## Task details:
Indicate only the number of lines in the listing below in which the word "name" appears.

## Dataset excerpts:

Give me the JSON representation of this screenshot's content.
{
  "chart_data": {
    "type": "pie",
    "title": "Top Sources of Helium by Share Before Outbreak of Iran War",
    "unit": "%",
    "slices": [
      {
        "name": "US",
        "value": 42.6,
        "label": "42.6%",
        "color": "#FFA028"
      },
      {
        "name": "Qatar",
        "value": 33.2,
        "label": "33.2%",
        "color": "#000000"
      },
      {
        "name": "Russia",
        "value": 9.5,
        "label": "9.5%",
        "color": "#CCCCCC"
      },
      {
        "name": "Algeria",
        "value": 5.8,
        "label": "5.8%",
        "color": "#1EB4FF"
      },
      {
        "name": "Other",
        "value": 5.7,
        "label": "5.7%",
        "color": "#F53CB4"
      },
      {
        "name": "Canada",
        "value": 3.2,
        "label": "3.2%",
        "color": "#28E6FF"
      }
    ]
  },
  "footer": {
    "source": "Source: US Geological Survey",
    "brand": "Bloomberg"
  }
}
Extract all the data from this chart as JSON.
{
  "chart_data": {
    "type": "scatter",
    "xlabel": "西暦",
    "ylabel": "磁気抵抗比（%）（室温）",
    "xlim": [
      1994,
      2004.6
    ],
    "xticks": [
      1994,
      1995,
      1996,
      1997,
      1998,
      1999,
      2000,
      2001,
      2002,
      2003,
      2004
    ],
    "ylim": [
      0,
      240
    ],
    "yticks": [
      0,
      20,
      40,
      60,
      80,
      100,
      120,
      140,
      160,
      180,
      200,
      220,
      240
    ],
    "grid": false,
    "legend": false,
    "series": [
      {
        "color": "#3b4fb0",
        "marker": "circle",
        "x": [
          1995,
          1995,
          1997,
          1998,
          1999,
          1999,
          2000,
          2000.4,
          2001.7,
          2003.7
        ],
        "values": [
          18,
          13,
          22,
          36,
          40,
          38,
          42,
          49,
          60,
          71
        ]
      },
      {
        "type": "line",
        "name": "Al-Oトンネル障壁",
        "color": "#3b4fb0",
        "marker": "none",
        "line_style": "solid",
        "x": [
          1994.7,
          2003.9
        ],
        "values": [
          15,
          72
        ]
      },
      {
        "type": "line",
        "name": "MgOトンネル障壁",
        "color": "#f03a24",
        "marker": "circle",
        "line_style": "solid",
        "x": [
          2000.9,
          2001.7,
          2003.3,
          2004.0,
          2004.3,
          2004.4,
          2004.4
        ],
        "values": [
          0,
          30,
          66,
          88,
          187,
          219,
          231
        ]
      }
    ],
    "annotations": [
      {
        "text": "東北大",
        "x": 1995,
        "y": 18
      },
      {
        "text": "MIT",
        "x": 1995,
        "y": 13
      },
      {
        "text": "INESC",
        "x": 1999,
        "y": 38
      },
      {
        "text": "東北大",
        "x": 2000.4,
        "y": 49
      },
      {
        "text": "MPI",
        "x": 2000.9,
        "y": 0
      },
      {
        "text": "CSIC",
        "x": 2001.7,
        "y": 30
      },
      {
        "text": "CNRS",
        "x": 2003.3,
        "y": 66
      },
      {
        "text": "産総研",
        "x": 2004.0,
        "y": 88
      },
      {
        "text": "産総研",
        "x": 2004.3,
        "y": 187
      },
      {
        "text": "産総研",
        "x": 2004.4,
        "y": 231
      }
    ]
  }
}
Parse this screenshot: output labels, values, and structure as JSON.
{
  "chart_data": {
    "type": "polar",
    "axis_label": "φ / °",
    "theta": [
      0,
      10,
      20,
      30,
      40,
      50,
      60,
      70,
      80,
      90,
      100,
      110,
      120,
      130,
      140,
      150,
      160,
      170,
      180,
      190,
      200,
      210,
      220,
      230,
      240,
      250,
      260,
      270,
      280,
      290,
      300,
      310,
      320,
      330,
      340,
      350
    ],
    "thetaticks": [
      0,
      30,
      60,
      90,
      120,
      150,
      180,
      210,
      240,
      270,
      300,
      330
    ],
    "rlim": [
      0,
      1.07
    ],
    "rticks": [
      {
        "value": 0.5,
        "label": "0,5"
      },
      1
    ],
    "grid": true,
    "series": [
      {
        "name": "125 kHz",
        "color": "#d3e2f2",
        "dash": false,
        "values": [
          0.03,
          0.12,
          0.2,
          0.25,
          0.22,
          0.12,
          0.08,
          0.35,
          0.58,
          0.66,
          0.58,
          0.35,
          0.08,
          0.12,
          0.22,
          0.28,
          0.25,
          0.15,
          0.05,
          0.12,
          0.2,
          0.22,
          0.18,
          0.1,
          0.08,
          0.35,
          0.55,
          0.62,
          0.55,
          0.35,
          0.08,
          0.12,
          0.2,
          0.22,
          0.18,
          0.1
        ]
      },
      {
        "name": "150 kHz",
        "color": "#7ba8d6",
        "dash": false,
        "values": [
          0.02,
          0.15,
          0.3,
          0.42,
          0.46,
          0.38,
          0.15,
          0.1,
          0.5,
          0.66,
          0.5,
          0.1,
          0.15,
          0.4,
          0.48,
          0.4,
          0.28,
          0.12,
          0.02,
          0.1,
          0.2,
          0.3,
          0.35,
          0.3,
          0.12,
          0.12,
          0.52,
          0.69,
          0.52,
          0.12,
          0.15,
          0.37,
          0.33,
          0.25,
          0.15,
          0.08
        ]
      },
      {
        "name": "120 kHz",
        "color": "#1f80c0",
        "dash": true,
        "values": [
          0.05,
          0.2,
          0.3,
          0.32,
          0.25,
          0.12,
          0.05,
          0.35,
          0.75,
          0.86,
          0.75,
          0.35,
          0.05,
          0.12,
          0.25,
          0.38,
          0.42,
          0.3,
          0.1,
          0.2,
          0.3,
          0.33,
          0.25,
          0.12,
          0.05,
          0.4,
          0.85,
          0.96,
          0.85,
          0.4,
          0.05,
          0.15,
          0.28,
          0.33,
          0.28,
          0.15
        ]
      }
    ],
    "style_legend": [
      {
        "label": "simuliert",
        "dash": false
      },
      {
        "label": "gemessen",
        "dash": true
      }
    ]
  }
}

## Complete response:
11